• [Data records]
--------------------
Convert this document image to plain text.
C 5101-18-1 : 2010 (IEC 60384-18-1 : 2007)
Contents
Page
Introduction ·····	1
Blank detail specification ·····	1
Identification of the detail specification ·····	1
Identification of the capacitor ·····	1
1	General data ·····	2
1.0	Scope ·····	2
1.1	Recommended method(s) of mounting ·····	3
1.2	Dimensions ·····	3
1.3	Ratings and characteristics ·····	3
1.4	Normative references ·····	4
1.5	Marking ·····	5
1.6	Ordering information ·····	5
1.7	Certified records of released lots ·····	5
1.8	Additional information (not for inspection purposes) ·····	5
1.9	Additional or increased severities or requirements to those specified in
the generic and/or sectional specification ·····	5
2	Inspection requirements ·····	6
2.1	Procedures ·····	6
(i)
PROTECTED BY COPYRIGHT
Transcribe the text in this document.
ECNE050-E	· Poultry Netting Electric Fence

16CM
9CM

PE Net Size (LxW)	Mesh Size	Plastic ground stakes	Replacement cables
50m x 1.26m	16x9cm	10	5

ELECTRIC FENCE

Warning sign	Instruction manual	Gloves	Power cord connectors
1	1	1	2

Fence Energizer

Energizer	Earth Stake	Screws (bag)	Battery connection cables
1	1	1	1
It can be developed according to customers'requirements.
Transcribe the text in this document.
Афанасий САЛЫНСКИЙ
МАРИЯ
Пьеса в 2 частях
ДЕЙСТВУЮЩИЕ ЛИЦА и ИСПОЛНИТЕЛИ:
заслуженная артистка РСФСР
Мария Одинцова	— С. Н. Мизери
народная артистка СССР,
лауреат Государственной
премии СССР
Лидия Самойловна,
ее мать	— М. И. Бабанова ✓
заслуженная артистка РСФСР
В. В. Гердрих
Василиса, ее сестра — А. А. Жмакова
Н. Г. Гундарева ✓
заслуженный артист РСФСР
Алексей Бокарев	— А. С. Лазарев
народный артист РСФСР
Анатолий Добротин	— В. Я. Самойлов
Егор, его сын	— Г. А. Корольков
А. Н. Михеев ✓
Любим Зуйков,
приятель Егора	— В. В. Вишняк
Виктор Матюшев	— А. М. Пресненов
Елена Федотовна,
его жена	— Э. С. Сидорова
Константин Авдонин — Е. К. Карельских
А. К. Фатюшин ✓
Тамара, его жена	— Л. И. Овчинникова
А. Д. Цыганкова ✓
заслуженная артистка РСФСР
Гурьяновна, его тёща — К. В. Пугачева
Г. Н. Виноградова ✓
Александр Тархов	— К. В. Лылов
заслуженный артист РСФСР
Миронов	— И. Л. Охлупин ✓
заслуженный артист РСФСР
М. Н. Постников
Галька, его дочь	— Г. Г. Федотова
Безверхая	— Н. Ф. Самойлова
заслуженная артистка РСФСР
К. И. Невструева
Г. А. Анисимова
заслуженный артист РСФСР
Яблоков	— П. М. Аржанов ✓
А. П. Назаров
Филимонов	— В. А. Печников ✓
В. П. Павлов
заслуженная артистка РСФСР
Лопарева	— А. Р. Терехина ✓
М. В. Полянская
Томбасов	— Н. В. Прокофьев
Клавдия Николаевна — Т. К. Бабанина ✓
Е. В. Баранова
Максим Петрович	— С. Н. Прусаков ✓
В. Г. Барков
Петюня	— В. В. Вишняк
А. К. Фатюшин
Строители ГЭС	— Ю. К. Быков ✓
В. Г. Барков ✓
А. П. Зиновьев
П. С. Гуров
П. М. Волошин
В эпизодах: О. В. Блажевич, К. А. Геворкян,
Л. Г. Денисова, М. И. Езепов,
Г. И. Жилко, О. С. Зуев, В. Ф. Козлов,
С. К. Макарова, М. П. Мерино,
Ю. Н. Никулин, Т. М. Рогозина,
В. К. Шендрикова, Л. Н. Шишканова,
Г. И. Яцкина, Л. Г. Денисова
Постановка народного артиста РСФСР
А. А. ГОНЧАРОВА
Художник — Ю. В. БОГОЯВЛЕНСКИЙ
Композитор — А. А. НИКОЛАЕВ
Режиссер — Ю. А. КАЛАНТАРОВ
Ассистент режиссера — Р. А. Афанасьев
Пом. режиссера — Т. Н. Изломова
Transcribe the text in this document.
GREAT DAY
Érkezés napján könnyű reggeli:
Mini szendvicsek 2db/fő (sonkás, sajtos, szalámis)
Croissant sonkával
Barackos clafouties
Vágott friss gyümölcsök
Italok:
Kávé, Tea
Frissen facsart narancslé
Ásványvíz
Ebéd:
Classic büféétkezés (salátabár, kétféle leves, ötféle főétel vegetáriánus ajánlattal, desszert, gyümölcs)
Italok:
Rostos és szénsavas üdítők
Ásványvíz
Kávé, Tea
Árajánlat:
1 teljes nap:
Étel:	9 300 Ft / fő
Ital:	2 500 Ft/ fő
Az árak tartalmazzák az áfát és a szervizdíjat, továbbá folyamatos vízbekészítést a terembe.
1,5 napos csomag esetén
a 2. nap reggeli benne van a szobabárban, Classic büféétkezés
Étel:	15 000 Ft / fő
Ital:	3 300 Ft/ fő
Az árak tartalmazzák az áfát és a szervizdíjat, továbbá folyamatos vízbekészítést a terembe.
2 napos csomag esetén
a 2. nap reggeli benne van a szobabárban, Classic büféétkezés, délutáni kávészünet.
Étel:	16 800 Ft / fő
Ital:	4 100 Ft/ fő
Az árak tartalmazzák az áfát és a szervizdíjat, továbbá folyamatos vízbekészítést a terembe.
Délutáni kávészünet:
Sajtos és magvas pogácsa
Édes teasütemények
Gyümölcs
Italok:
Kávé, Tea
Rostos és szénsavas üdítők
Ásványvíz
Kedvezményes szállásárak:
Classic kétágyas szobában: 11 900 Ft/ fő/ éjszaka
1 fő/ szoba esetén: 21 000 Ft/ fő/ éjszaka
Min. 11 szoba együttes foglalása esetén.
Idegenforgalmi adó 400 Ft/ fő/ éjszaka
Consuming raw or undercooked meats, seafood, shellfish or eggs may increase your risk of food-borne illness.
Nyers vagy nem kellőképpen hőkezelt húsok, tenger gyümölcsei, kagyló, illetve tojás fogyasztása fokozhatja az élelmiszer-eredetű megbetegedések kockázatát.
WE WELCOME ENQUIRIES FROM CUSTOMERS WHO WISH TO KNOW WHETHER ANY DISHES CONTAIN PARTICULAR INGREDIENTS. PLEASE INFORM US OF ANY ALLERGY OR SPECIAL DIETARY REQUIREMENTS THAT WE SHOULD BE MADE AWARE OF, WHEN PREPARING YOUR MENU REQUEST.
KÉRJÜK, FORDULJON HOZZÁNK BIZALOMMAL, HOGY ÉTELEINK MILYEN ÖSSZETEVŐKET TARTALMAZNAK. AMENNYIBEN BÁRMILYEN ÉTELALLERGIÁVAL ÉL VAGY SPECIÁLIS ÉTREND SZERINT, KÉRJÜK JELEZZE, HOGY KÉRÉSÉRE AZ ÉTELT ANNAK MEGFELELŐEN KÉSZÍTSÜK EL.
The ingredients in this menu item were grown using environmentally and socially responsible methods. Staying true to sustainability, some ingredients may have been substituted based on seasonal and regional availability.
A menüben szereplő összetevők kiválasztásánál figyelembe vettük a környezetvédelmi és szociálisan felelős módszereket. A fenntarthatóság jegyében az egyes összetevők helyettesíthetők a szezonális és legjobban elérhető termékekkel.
--------------------
• [Aim]
Where a line above contains the string "Денисова", copy that line.

• [The answer]
Л. Г. Денисова, М. И. Езепов,
Г. И. Яцкина, Л. Г. Денисова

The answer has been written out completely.